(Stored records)

---

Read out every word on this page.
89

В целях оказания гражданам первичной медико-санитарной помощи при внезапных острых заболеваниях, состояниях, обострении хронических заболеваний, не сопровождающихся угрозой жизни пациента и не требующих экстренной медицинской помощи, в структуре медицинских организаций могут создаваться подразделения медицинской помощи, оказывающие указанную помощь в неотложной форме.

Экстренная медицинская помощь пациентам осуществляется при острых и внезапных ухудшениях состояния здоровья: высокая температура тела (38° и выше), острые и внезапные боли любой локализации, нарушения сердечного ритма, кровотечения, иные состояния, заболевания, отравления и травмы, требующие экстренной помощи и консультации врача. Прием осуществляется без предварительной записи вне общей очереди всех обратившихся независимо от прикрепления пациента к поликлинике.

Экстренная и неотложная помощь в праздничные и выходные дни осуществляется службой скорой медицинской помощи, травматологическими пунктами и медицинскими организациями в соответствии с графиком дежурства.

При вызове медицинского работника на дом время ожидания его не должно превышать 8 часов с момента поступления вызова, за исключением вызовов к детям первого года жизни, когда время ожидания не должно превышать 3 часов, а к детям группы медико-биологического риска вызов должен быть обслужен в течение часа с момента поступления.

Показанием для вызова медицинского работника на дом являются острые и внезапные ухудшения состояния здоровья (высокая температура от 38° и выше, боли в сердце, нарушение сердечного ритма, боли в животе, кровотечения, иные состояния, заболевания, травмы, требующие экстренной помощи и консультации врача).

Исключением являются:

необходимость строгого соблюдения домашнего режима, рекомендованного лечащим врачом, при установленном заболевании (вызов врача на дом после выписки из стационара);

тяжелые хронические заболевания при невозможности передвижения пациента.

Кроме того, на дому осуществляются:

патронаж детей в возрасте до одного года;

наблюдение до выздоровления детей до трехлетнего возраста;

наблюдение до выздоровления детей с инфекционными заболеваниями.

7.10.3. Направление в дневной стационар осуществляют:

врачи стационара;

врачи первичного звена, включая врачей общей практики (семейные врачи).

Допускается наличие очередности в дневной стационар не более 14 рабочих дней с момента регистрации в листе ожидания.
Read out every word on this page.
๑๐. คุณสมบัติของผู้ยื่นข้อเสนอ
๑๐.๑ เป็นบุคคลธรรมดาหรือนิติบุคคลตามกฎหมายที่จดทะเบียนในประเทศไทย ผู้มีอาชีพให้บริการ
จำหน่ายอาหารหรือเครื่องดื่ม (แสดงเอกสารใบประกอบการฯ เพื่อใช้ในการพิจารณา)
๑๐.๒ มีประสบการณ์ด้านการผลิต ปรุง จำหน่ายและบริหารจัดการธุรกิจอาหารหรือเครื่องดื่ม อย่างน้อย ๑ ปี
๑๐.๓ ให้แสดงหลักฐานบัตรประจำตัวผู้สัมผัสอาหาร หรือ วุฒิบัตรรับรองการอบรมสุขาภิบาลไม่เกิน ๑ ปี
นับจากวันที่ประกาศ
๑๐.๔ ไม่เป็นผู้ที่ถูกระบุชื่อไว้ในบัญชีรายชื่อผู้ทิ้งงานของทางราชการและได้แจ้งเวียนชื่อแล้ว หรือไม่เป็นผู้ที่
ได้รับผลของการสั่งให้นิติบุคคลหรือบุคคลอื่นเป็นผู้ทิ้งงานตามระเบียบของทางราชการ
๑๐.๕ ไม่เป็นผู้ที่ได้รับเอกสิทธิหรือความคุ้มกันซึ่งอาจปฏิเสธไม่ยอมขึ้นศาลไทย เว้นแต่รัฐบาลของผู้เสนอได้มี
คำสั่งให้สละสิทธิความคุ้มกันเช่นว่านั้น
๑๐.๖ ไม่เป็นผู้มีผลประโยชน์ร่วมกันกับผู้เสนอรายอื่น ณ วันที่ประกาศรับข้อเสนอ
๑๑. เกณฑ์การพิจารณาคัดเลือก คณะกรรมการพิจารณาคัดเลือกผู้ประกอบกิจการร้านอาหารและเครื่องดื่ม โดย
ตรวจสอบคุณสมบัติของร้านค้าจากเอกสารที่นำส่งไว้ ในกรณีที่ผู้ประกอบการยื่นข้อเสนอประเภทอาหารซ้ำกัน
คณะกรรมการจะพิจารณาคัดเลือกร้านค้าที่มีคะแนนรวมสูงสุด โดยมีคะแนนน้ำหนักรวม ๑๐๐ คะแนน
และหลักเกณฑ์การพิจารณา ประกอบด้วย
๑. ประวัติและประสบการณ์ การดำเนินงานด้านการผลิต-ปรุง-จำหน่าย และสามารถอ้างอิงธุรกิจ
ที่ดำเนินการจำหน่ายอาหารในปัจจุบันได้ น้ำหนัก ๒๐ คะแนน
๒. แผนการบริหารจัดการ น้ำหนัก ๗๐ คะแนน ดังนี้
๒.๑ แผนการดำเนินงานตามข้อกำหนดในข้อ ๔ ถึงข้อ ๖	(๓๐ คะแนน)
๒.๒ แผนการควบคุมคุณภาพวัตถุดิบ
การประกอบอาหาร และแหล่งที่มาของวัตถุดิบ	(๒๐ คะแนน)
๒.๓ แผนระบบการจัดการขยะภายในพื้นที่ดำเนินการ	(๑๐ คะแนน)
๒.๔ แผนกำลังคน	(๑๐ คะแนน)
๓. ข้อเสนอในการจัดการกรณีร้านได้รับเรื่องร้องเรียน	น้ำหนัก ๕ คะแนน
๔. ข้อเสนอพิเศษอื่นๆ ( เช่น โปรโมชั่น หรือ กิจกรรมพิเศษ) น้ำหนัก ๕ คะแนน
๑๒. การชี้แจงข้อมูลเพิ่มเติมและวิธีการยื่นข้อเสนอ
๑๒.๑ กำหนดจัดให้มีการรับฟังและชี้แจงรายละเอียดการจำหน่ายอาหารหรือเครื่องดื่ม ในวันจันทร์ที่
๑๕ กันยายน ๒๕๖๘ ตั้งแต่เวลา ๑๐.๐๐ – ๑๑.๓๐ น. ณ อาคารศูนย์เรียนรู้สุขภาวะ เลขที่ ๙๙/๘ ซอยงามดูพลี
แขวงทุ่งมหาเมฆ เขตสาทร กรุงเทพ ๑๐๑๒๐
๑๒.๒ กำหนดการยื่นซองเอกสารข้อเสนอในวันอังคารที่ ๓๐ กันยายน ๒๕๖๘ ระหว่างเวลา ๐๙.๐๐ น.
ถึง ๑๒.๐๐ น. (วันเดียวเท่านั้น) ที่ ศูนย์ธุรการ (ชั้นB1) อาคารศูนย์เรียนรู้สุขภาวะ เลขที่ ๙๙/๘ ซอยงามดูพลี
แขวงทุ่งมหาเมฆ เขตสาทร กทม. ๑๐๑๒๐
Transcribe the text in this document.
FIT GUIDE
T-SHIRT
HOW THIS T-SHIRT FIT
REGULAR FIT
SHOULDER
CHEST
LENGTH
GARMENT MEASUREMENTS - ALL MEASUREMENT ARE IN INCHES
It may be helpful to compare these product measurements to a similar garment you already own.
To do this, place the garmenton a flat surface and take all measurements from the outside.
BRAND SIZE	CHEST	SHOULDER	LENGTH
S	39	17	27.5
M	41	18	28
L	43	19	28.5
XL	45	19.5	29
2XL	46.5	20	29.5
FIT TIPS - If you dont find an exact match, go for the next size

---

__Exercise details__.
Repeat the material above exactly.

__Correct response__.
Read out every word on this page.
89

В целях оказания гражданам первичной медико-санитарной помощи при внезапных острых заболеваниях, состояниях, обострении хронических заболеваний, не сопровождающихся угрозой жизни пациента и не требующих экстренной медицинской помощи, в структуре медицинских организаций могут создаваться подразделения медицинской помощи, оказывающие указанную помощь в неотложной форме.

Экстренная медицинская помощь пациентам осуществляется при острых и внезапных ухудшениях состояния здоровья: высокая температура тела (38° и выше), острые и внезапные боли любой локализации, нарушения сердечного ритма, кровотечения, иные состояния, заболевания, отравления и травмы, требующие экстренной помощи и консультации врача. Прием осуществляется без предварительной записи вне общей очереди всех обратившихся независимо от прикрепления пациента к поликлинике.

Экстренная и неотложная помощь в праздничные и выходные дни осуществляется службой скорой медицинской помощи, травматологическими пунктами и медицинскими организациями в соответствии с графиком дежурства.

При вызове медицинского работника на дом время ожидания его не должно превышать 8 часов с момента поступления вызова, за исключением вызовов к детям первого года жизни, когда время ожидания не должно превышать 3 часов, а к детям группы медико-биологического риска вызов должен быть обслужен в течение часа с момента поступления.

Показанием для вызова медицинского работника на дом являются острые и внезапные ухудшения состояния здоровья (высокая температура от 38° и выше, боли в сердце, нарушение сердечного ритма, боли в животе, кровотечения, иные состояния, заболевания, травмы, требующие экстренной помощи и консультации врача).

Исключением являются:

необходимость строгого соблюдения домашнего режима, рекомендованного лечащим врачом, при установленном заболевании (вызов врача на дом после выписки из стационара);

тяжелые хронические заболевания при невозможности передвижения пациента.

Кроме того, на дому осуществляются:

патронаж детей в возрасте до одного года;

наблюдение до выздоровления детей до трехлетнего возраста;

наблюдение до выздоровления детей с инфекционными заболеваниями.

7.10.3. Направление в дневной стационар осуществляют:

врачи стационара;

врачи первичного звена, включая врачей общей практики (семейные врачи).

Допускается наличие очередности в дневной стационар не более 14 рабочих дней с момента регистрации в листе ожидания.
Read out every word on this page.
๑๐. คุณสมบัติของผู้ยื่นข้อเสนอ
๑๐.๑ เป็นบุคคลธรรมดาหรือนิติบุคคลตามกฎหมายที่จดทะเบียนในประเทศไทย ผู้มีอาชีพให้บริการ
จำหน่ายอาหารหรือเครื่องดื่ม (แสดงเอกสารใบประกอบการฯ เพื่อใช้ในการพิจารณา)
๑๐.๒ มีประสบการณ์ด้านการผลิต ปรุง จำหน่ายและบริหารจัดการธุรกิจอาหารหรือเครื่องดื่ม อย่างน้อย ๑ ปี
๑๐.๓ ให้แสดงหลักฐานบัตรประจำตัวผู้สัมผัสอาหาร หรือ วุฒิบัตรรับรองการอบรมสุขาภิบาลไม่เกิน ๑ ปี
นับจากวันที่ประกาศ
๑๐.๔ ไม่เป็นผู้ที่ถูกระบุชื่อไว้ในบัญชีรายชื่อผู้ทิ้งงานของทางราชการและได้แจ้งเวียนชื่อแล้ว หรือไม่เป็นผู้ที่
ได้รับผลของการสั่งให้นิติบุคคลหรือบุคคลอื่นเป็นผู้ทิ้งงานตามระเบียบของทางราชการ
๑๐.๕ ไม่เป็นผู้ที่ได้รับเอกสิทธิหรือความคุ้มกันซึ่งอาจปฏิเสธไม่ยอมขึ้นศาลไทย เว้นแต่รัฐบาลของผู้เสนอได้มี
คำสั่งให้สละสิทธิความคุ้มกันเช่นว่านั้น
๑๐.๖ ไม่เป็นผู้มีผลประโยชน์ร่วมกันกับผู้เสนอรายอื่น ณ วันที่ประกาศรับข้อเสนอ
๑๑. เกณฑ์การพิจารณาคัดเลือก คณะกรรมการพิจารณาคัดเลือกผู้ประกอบกิจการร้านอาหารและเครื่องดื่ม โดย
ตรวจสอบคุณสมบัติของร้านค้าจากเอกสารที่นำส่งไว้ ในกรณีที่ผู้ประกอบการยื่นข้อเสนอประเภทอาหารซ้ำกัน
คณะกรรมการจะพิจารณาคัดเลือกร้านค้าที่มีคะแนนรวมสูงสุด โดยมีคะแนนน้ำหนักรวม ๑๐๐ คะแนน
และหลักเกณฑ์การพิจารณา ประกอบด้วย
๑. ประวัติและประสบการณ์ การดำเนินงานด้านการผลิต-ปรุง-จำหน่าย และสามารถอ้างอิงธุรกิจ
ที่ดำเนินการจำหน่ายอาหารในปัจจุบันได้ น้ำหนัก ๒๐ คะแนน
๒. แผนการบริหารจัดการ น้ำหนัก ๗๐ คะแนน ดังนี้
๒.๑ แผนการดำเนินงานตามข้อกำหนดในข้อ ๔ ถึงข้อ ๖	(๓๐ คะแนน)
๒.๒ แผนการควบคุมคุณภาพวัตถุดิบ
การประกอบอาหาร และแหล่งที่มาของวัตถุดิบ	(๒๐ คะแนน)
๒.๓ แผนระบบการจัดการขยะภายในพื้นที่ดำเนินการ	(๑๐ คะแนน)
๒.๔ แผนกำลังคน	(๑๐ คะแนน)
๓. ข้อเสนอในการจัดการกรณีร้านได้รับเรื่องร้องเรียน	น้ำหนัก ๕ คะแนน
๔. ข้อเสนอพิเศษอื่นๆ ( เช่น โปรโมชั่น หรือ กิจกรรมพิเศษ) น้ำหนัก ๕ คะแนน
๑๒. การชี้แจงข้อมูลเพิ่มเติมและวิธีการยื่นข้อเสนอ
๑๒.๑ กำหนดจัดให้มีการรับฟังและชี้แจงรายละเอียดการจำหน่ายอาหารหรือเครื่องดื่ม ในวันจันทร์ที่
๑๕ กันยายน ๒๕๖๘ ตั้งแต่เวลา ๑๐.๐๐ – ๑๑.๓๐ น. ณ อาคารศูนย์เรียนรู้สุขภาวะ เลขที่ ๙๙/๘ ซอยงามดูพลี
แขวงทุ่งมหาเมฆ เขตสาทร กรุงเทพ ๑๐๑๒๐
๑๒.๒ กำหนดการยื่นซองเอกสารข้อเสนอในวันอังคารที่ ๓๐ กันยายน ๒๕๖๘ ระหว่างเวลา ๐๙.๐๐ น.
ถึง ๑๒.๐๐ น. (วันเดียวเท่านั้น) ที่ ศูนย์ธุรการ (ชั้นB1) อาคารศูนย์เรียนรู้สุขภาวะ เลขที่ ๙๙/๘ ซอยงามดูพลี
แขวงทุ่งมหาเมฆ เขตสาทร กทม. ๑๐๑๒๐
Transcribe the text in this document.
FIT GUIDE
T-SHIRT
HOW THIS T-SHIRT FIT
REGULAR FIT
SHOULDER
CHEST
LENGTH
GARMENT MEASUREMENTS - ALL MEASUREMENT ARE IN INCHES
It may be helpful to compare these product measurements to a similar garment you already own.
To do this, place the garmenton a flat surface and take all measurements from the outside.
BRAND SIZE	CHEST	SHOULDER	LENGTH
S	39	17	27.5
M	41	18	28
L	43	19	28.5
XL	45	19.5	29
2XL	46.5	20	29.5
FIT TIPS - If you dont find an exact match, go for the next size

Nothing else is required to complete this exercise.